■ **Aim**
Check each line of the listing for the string "сведениям", then state how many lines have it. Only the number is wanted.

Data records:
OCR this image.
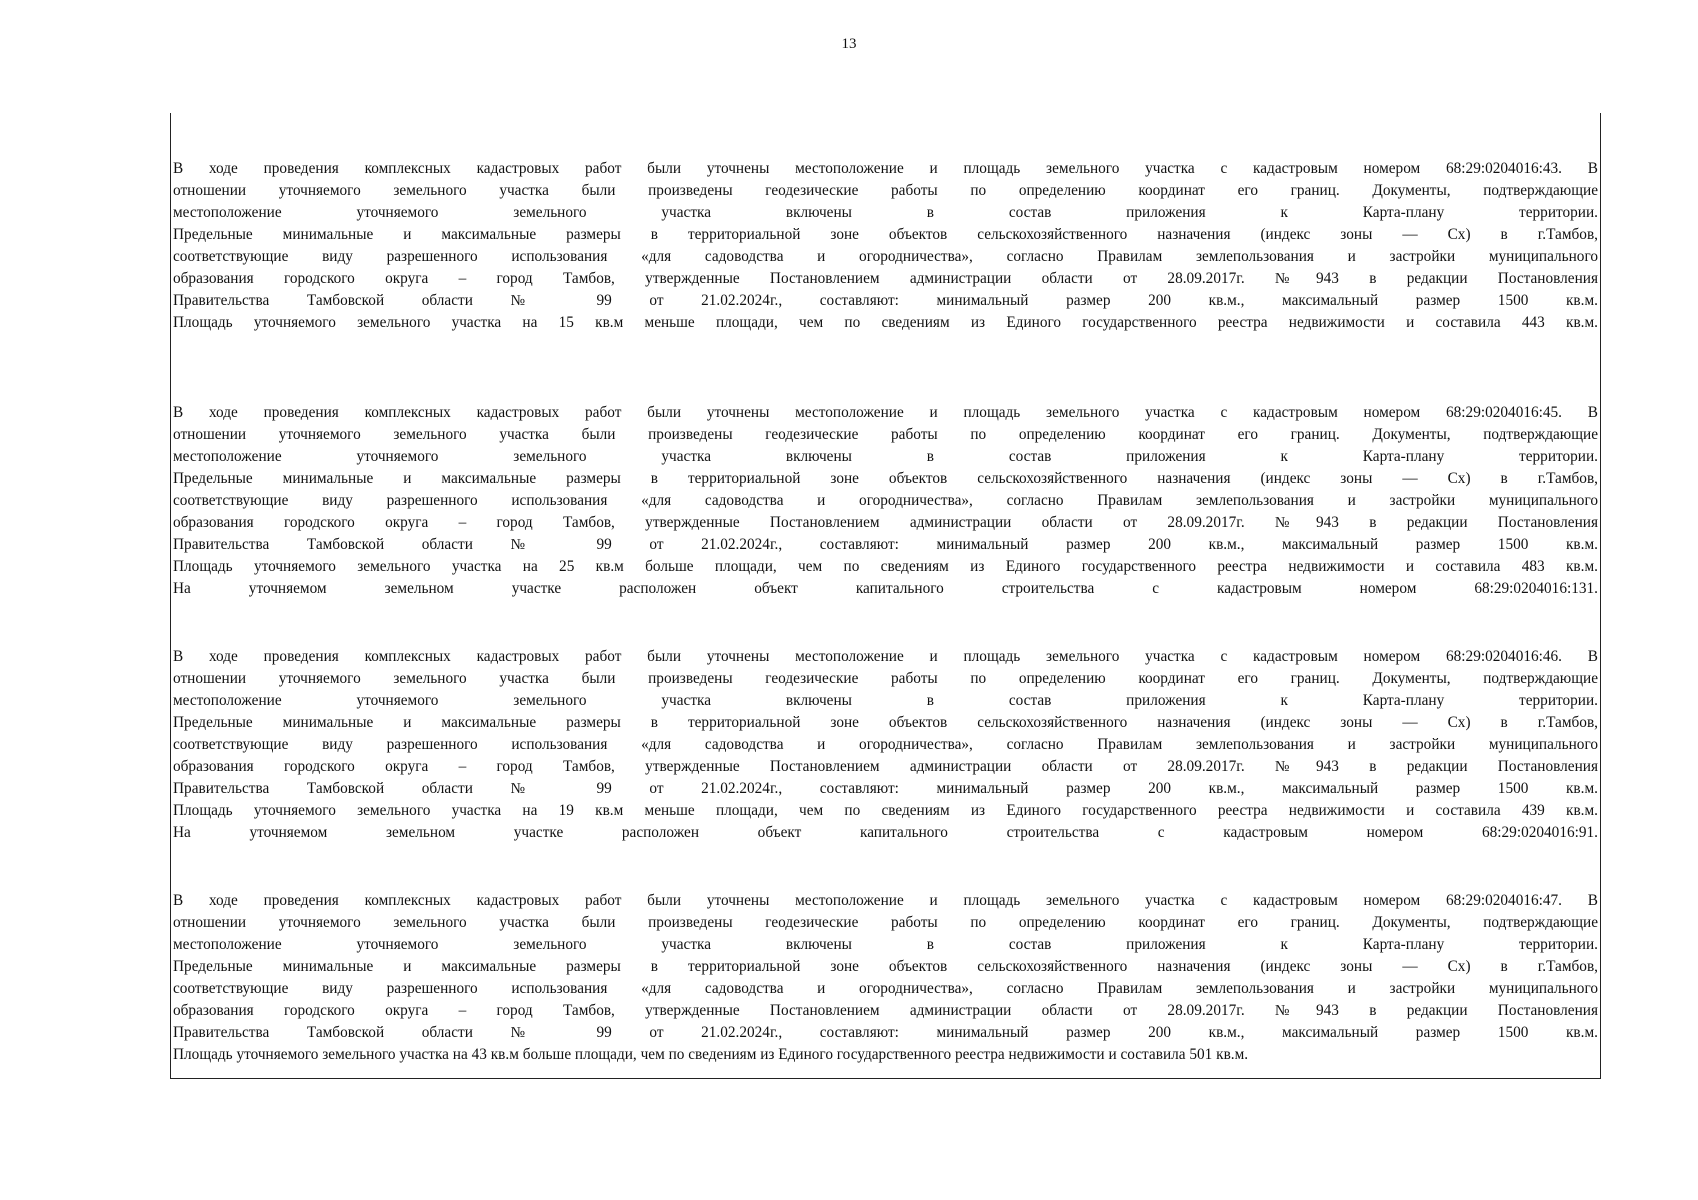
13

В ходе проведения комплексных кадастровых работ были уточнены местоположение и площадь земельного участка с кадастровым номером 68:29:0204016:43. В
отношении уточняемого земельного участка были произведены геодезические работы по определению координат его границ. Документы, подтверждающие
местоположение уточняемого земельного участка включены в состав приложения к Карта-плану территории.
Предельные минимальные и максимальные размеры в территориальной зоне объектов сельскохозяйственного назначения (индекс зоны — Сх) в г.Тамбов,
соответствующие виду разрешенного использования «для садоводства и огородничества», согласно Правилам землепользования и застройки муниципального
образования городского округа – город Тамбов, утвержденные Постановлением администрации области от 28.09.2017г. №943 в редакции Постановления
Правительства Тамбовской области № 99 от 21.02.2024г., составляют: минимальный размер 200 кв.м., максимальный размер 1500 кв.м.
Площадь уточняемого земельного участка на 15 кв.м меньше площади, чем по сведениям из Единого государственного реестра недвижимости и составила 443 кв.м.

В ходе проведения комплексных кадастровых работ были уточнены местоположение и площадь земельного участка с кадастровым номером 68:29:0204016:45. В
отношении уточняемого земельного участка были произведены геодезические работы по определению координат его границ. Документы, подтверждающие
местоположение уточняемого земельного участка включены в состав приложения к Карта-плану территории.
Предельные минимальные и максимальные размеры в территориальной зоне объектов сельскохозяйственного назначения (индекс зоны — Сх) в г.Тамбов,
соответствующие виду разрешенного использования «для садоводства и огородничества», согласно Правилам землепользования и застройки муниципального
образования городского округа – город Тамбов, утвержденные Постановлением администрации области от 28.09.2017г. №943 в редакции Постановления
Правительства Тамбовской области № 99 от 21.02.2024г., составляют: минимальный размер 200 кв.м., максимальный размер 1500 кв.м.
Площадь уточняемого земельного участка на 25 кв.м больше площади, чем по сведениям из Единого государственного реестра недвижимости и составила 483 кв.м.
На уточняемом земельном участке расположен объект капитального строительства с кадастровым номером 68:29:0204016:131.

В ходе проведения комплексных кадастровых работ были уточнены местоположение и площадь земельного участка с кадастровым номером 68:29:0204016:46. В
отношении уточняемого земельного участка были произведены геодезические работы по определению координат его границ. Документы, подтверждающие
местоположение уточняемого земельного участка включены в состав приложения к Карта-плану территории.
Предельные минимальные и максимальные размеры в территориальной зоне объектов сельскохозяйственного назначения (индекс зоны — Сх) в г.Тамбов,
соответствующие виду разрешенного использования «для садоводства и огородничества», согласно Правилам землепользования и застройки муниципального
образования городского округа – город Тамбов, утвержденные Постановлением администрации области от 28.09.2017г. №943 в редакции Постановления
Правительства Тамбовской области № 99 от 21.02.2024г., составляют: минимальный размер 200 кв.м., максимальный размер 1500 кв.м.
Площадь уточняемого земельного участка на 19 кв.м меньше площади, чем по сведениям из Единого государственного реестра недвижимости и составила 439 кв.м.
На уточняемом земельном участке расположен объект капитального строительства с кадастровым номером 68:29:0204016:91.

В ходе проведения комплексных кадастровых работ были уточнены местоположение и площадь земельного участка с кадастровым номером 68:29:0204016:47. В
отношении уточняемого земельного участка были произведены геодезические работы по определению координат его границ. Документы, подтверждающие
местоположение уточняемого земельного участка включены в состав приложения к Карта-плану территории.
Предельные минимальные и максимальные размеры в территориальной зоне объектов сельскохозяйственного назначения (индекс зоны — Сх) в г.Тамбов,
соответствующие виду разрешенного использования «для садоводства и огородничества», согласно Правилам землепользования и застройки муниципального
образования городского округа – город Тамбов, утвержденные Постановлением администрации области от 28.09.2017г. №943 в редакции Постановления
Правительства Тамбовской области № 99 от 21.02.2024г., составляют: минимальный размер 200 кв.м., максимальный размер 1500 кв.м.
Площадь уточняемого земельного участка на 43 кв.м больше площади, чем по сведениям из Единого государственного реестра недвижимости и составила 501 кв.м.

■ **Output**
4